# Provided data start

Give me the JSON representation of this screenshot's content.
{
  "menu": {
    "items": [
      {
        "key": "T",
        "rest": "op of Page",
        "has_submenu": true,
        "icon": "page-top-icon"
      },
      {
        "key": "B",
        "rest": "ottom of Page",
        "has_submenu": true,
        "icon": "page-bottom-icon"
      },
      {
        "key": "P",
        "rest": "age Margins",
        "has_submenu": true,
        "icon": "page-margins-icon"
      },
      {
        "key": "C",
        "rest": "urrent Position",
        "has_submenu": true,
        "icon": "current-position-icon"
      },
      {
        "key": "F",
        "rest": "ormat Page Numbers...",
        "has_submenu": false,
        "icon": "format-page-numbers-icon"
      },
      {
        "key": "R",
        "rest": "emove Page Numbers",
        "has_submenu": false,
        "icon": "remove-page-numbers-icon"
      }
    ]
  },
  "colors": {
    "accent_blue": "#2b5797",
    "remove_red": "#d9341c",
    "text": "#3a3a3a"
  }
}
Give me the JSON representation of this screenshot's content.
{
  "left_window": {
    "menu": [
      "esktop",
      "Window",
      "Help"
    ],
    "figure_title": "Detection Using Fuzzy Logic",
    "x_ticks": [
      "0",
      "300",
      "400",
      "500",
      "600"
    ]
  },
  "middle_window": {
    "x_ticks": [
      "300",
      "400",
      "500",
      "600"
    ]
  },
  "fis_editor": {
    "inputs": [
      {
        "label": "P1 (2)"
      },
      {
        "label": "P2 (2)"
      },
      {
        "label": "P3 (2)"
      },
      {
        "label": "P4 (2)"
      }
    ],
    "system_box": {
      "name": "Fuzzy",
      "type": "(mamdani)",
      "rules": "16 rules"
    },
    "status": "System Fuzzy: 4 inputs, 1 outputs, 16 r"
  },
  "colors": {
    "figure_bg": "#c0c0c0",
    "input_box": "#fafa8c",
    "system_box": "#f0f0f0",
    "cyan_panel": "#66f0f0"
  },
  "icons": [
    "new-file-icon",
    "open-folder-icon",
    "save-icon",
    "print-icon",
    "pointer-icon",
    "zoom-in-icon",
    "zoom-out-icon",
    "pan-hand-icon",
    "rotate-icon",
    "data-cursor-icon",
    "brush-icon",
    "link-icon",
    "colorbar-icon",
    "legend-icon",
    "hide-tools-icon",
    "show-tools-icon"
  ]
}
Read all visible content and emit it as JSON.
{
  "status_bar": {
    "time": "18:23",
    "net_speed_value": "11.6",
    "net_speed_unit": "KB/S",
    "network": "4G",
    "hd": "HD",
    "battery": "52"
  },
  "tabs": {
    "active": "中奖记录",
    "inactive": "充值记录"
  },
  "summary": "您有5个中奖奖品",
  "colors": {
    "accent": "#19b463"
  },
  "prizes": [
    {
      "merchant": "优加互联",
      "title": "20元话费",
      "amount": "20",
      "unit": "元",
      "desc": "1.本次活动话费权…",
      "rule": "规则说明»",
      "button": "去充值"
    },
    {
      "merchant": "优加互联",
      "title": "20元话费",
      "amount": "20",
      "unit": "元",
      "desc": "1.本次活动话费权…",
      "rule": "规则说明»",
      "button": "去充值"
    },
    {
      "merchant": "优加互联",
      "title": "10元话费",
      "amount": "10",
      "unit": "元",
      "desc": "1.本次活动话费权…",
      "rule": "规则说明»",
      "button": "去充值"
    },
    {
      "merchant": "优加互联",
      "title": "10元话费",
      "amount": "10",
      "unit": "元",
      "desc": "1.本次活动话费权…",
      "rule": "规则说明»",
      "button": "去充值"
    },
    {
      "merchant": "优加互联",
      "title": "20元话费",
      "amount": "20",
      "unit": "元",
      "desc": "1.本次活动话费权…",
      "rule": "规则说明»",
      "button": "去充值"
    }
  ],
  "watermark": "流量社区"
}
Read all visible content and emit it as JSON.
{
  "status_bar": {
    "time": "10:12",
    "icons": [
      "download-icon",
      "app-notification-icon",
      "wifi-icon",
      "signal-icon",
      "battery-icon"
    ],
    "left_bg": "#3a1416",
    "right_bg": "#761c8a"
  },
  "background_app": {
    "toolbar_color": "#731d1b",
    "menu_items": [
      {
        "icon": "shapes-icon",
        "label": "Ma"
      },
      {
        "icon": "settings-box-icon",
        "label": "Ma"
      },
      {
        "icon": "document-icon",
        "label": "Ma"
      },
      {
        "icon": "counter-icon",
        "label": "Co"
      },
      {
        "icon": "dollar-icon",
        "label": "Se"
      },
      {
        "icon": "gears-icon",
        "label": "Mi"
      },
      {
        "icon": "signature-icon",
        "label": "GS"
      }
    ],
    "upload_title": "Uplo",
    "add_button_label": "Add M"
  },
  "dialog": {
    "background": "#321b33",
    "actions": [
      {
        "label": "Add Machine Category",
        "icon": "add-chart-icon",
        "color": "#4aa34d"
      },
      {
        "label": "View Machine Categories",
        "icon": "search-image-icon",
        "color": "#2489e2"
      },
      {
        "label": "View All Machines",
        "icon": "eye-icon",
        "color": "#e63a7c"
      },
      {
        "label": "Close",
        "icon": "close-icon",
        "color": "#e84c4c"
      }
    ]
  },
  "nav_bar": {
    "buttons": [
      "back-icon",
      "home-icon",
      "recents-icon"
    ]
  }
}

# Provided data end

» Exercise task: Return the listing above in full, character for character.

» In response:
Give me the JSON representation of this screenshot's content.
{
  "menu": {
    "items": [
      {
        "key": "T",
        "rest": "op of Page",
        "has_submenu": true,
        "icon": "page-top-icon"
      },
      {
        "key": "B",
        "rest": "ottom of Page",
        "has_submenu": true,
        "icon": "page-bottom-icon"
      },
      {
        "key": "P",
        "rest": "age Margins",
        "has_submenu": true,
        "icon": "page-margins-icon"
      },
      {
        "key": "C",
        "rest": "urrent Position",
        "has_submenu": true,
        "icon": "current-position-icon"
      },
      {
        "key": "F",
        "rest": "ormat Page Numbers...",
        "has_submenu": false,
        "icon": "format-page-numbers-icon"
      },
      {
        "key": "R",
        "rest": "emove Page Numbers",
        "has_submenu": false,
        "icon": "remove-page-numbers-icon"
      }
    ]
  },
  "colors": {
    "accent_blue": "#2b5797",
    "remove_red": "#d9341c",
    "text": "#3a3a3a"
  }
}
Give me the JSON representation of this screenshot's content.
{
  "left_window": {
    "menu": [
      "esktop",
      "Window",
      "Help"
    ],
    "figure_title": "Detection Using Fuzzy Logic",
    "x_ticks": [
      "0",
      "300",
      "400",
      "500",
      "600"
    ]
  },
  "middle_window": {
    "x_ticks": [
      "300",
      "400",
      "500",
      "600"
    ]
  },
  "fis_editor": {
    "inputs": [
      {
        "label": "P1 (2)"
      },
      {
        "label": "P2 (2)"
      },
      {
        "label": "P3 (2)"
      },
      {
        "label": "P4 (2)"
      }
    ],
    "system_box": {
      "name": "Fuzzy",
      "type": "(mamdani)",
      "rules": "16 rules"
    },
    "status": "System Fuzzy: 4 inputs, 1 outputs, 16 r"
  },
  "colors": {
    "figure_bg": "#c0c0c0",
    "input_box": "#fafa8c",
    "system_box": "#f0f0f0",
    "cyan_panel": "#66f0f0"
  },
  "icons": [
    "new-file-icon",
    "open-folder-icon",
    "save-icon",
    "print-icon",
    "pointer-icon",
    "zoom-in-icon",
    "zoom-out-icon",
    "pan-hand-icon",
    "rotate-icon",
    "data-cursor-icon",
    "brush-icon",
    "link-icon",
    "colorbar-icon",
    "legend-icon",
    "hide-tools-icon",
    "show-tools-icon"
  ]
}
Read all visible content and emit it as JSON.
{
  "status_bar": {
    "time": "18:23",
    "net_speed_value": "11.6",
    "net_speed_unit": "KB/S",
    "network": "4G",
    "hd": "HD",
    "battery": "52"
  },
  "tabs": {
    "active": "中奖记录",
    "inactive": "充值记录"
  },
  "summary": "您有5个中奖奖品",
  "colors": {
    "accent": "#19b463"
  },
  "prizes": [
    {
      "merchant": "优加互联",
      "title": "20元话费",
      "amount": "20",
      "unit": "元",
      "desc": "1.本次活动话费权…",
      "rule": "规则说明»",
      "button": "去充值"
    },
    {
      "merchant": "优加互联",
      "title": "20元话费",
      "amount": "20",
      "unit": "元",
      "desc": "1.本次活动话费权…",
      "rule": "规则说明»",
      "button": "去充值"
    },
    {
      "merchant": "优加互联",
      "title": "10元话费",
      "amount": "10",
      "unit": "元",
      "desc": "1.本次活动话费权…",
      "rule": "规则说明»",
      "button": "去充值"
    },
    {
      "merchant": "优加互联",
      "title": "10元话费",
      "amount": "10",
      "unit": "元",
      "desc": "1.本次活动话费权…",
      "rule": "规则说明»",
      "button": "去充值"
    },
    {
      "merchant": "优加互联",
      "title": "20元话费",
      "amount": "20",
      "unit": "元",
      "desc": "1.本次活动话费权…",
      "rule": "规则说明»",
      "button": "去充值"
    }
  ],
  "watermark": "流量社区"
}
Read all visible content and emit it as JSON.
{
  "status_bar": {
    "time": "10:12",
    "icons": [
      "download-icon",
      "app-notification-icon",
      "wifi-icon",
      "signal-icon",
      "battery-icon"
    ],
    "left_bg": "#3a1416",
    "right_bg": "#761c8a"
  },
  "background_app": {
    "toolbar_color": "#731d1b",
    "menu_items": [
      {
        "icon": "shapes-icon",
        "label": "Ma"
      },
      {
        "icon": "settings-box-icon",
        "label": "Ma"
      },
      {
        "icon": "document-icon",
        "label": "Ma"
      },
      {
        "icon": "counter-icon",
        "label": "Co"
      },
      {
        "icon": "dollar-icon",
        "label": "Se"
      },
      {
        "icon": "gears-icon",
        "label": "Mi"
      },
      {
        "icon": "signature-icon",
        "label": "GS"
      }
    ],
    "upload_title": "Uplo",
    "add_button_label": "Add M"
  },
  "dialog": {
    "background": "#321b33",
    "actions": [
      {
        "label": "Add Machine Category",
        "icon": "add-chart-icon",
        "color": "#4aa34d"
      },
      {
        "label": "View Machine Categories",
        "icon": "search-image-icon",
        "color": "#2489e2"
      },
      {
        "label": "View All Machines",
        "icon": "eye-icon",
        "color": "#e63a7c"
      },
      {
        "label": "Close",
        "icon": "close-icon",
        "color": "#e84c4c"
      }
    ]
  },
  "nav_bar": {
    "buttons": [
      "back-icon",
      "home-icon",
      "recents-icon"
    ]
  }
}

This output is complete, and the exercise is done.